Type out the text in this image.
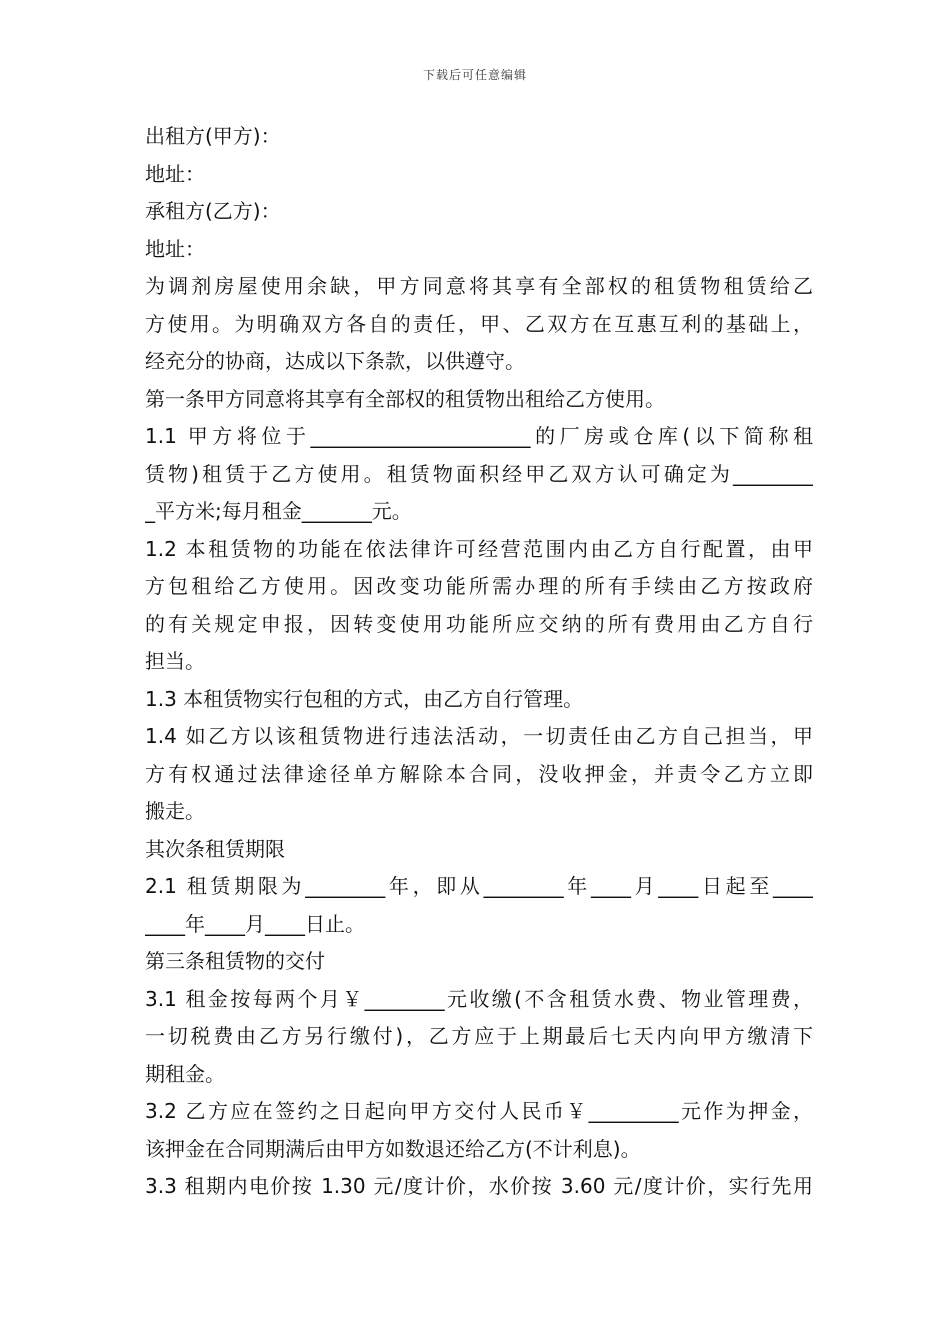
下载后可任意编辑
出租方(甲方)：
地址：
承租方(乙方)：
地址：
为调剂房屋使用余缺，甲方同意将其享有全部权的租赁物租赁给乙
方使用。为明确双方各自的责任，甲、乙双方在互惠互利的基础上，
经充分的协商，达成以下条款，以供遵守。
第一条甲方同意将其享有全部权的租赁物出租给乙方使用。
1.1 甲方将位于______________________的厂房或仓库(以下简称租
赁物)租赁于乙方使用。租赁物面积经甲乙双方认可确定为________
_平方米;每月租金_______元。
1.2 本租赁物的功能在依法律许可经营范围内由乙方自行配置，由甲
方包租给乙方使用。因改变功能所需办理的所有手续由乙方按政府
的有关规定申报，因转变使用功能所应交纳的所有费用由乙方自行
担当。
1.3 本租赁物实行包租的方式，由乙方自行管理。
1.4 如乙方以该租赁物进行违法活动，一切责任由乙方自己担当，甲
方有权通过法律途径单方解除本合同，没收押金，并责令乙方立即
搬走。
其次条租赁期限
2.1 租赁期限为________年，即从________年____月____日起至____
____年____月____日止。
第三条租赁物的交付
3.1 租金按每两个月￥________元收缴(不含租赁水费、物业管理费，
一切税费由乙方另行缴付)，乙方应于上期最后七天内向甲方缴清下
期租金。
3.2 乙方应在签约之日起向甲方交付人民币￥_________元作为押金，
该押金在合同期满后由甲方如数退还给乙方(不计利息)。
3.3 租期内电价按 1.30 元/度计价，水价按 3.60 元/度计价，实行先用
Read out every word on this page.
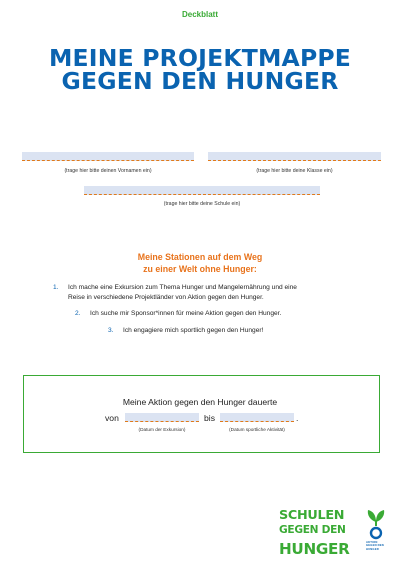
Deckblatt
MEINE PROJEKTMAPPE
GEGEN DEN HUNGER
(trage hier bitte deinen Vornamen ein)	(trage hier bitte deine Klasse ein)
(trage hier bitte deine Schule ein)
Meine Stationen auf dem Weg
zu einer Welt ohne Hunger:
1. Ich mache eine Exkursion zum Thema Hunger und Mangelernährung und eine
Reise in verschiedene Projektländer von Aktion gegen den Hunger.
2. Ich suche mir Sponsor*innen für meine Aktion gegen den Hunger.
3. Ich engagiere mich sportlich gegen den Hunger!
Meine Aktion gegen den Hunger dauerte
von
(Datum der Exkursion)
bis
(Datum sportliche Aktivität)
.
SCHULEN
GEGEN DEN
HUNGER	AKTION
GEGEN DEN
HUNGER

§ **Given problem**
The records shown above are to be repeated exactly, with the pictures left out.

§ **Output below**
Type out the text in this image.
下载后可任意编辑
出租方(甲方)：
地址：
承租方(乙方)：
地址：
为调剂房屋使用余缺，甲方同意将其享有全部权的租赁物租赁给乙
方使用。为明确双方各自的责任，甲、乙双方在互惠互利的基础上，
经充分的协商，达成以下条款，以供遵守。
第一条甲方同意将其享有全部权的租赁物出租给乙方使用。
1.1 甲方将位于______________________的厂房或仓库(以下简称租
赁物)租赁于乙方使用。租赁物面积经甲乙双方认可确定为________
_平方米;每月租金_______元。
1.2 本租赁物的功能在依法律许可经营范围内由乙方自行配置，由甲
方包租给乙方使用。因改变功能所需办理的所有手续由乙方按政府
的有关规定申报，因转变使用功能所应交纳的所有费用由乙方自行
担当。
1.3 本租赁物实行包租的方式，由乙方自行管理。
1.4 如乙方以该租赁物进行违法活动，一切责任由乙方自己担当，甲
方有权通过法律途径单方解除本合同，没收押金，并责令乙方立即
搬走。
其次条租赁期限
2.1 租赁期限为________年，即从________年____月____日起至____
____年____月____日止。
第三条租赁物的交付
3.1 租金按每两个月￥________元收缴(不含租赁水费、物业管理费，
一切税费由乙方另行缴付)，乙方应于上期最后七天内向甲方缴清下
期租金。
3.2 乙方应在签约之日起向甲方交付人民币￥_________元作为押金，
该押金在合同期满后由甲方如数退还给乙方(不计利息)。
3.3 租期内电价按 1.30 元/度计价，水价按 3.60 元/度计价，实行先用
Read out every word on this page.
Deckblatt
MEINE PROJEKTMAPPE
GEGEN DEN HUNGER
(trage hier bitte deinen Vornamen ein)	(trage hier bitte deine Klasse ein)
(trage hier bitte deine Schule ein)
Meine Stationen auf dem Weg
zu einer Welt ohne Hunger:
1. Ich mache eine Exkursion zum Thema Hunger und Mangelernährung und eine
Reise in verschiedene Projektländer von Aktion gegen den Hunger.
2. Ich suche mir Sponsor*innen für meine Aktion gegen den Hunger.
3. Ich engagiere mich sportlich gegen den Hunger!
Meine Aktion gegen den Hunger dauerte
von
(Datum der Exkursion)
bis
(Datum sportliche Aktivität)
.
SCHULEN
GEGEN DEN
HUNGER	AKTION
GEGEN DEN
HUNGER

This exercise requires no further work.